TASK TO CARRY OUT = Leave the pictures out and print every record below exactly as it stands.

RECORDED INFORMATION =
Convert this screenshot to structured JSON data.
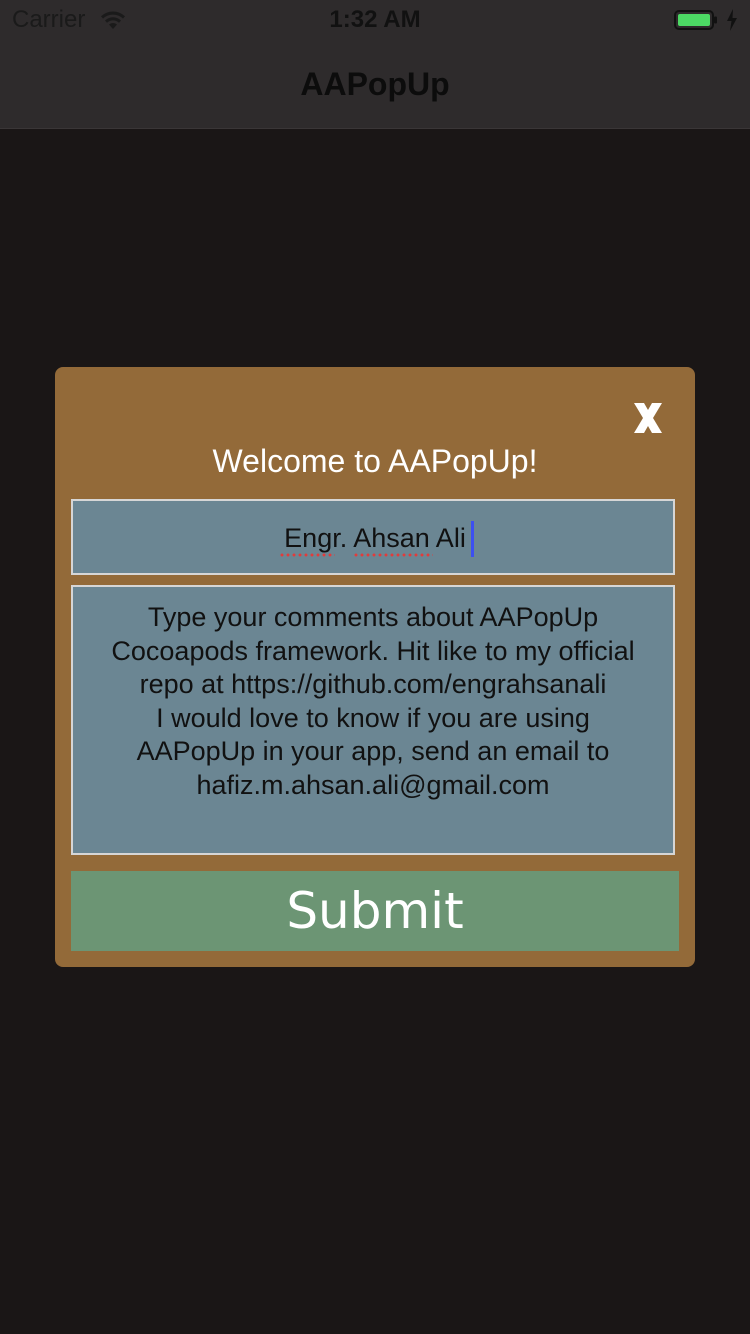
{
  "status_bar": {
    "carrier": "Carrier",
    "time": "1:32 AM",
    "battery_color": "#4cd964"
  },
  "nav": {
    "title": "AAPopUp"
  },
  "popup": {
    "background_color": "#936a39",
    "close_icon": "close-x-icon",
    "title": "Welcome to AAPopUp!",
    "name_field": {
      "value": "Engr. Ahsan Ali",
      "parts": [
        "Engr",
        ". ",
        "Ahsan",
        " Ali"
      ]
    },
    "comments_field": {
      "value": "Type your comments about AAPopUp\nCocoapods framework. Hit like to my official\nrepo at https://github.com/engrahsanali\nI would love to know if you are using\nAAPopUp in your app, send an email to\nhafiz.m.ahsan.ali@gmail.com"
    },
    "submit_label": "Submit",
    "submit_color": "#6c9574",
    "field_color": "#6b8693"
  }
}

RESPONSE TO THIS TASK =
Convert this screenshot to structured JSON data.
{
  "status_bar": {
    "carrier": "Carrier",
    "time": "1:32 AM",
    "battery_color": "#4cd964"
  },
  "nav": {
    "title": "AAPopUp"
  },
  "popup": {
    "background_color": "#936a39",
    "close_icon": "close-x-icon",
    "title": "Welcome to AAPopUp!",
    "name_field": {
      "value": "Engr. Ahsan Ali",
      "parts": [
        "Engr",
        ". ",
        "Ahsan",
        " Ali"
      ]
    },
    "comments_field": {
      "value": "Type your comments about AAPopUp\nCocoapods framework. Hit like to my official\nrepo at https://github.com/engrahsanali\nI would love to know if you are using\nAAPopUp in your app, send an email to\nhafiz.m.ahsan.ali@gmail.com"
    },
    "submit_label": "Submit",
    "submit_color": "#6c9574",
    "field_color": "#6b8693"
  }
}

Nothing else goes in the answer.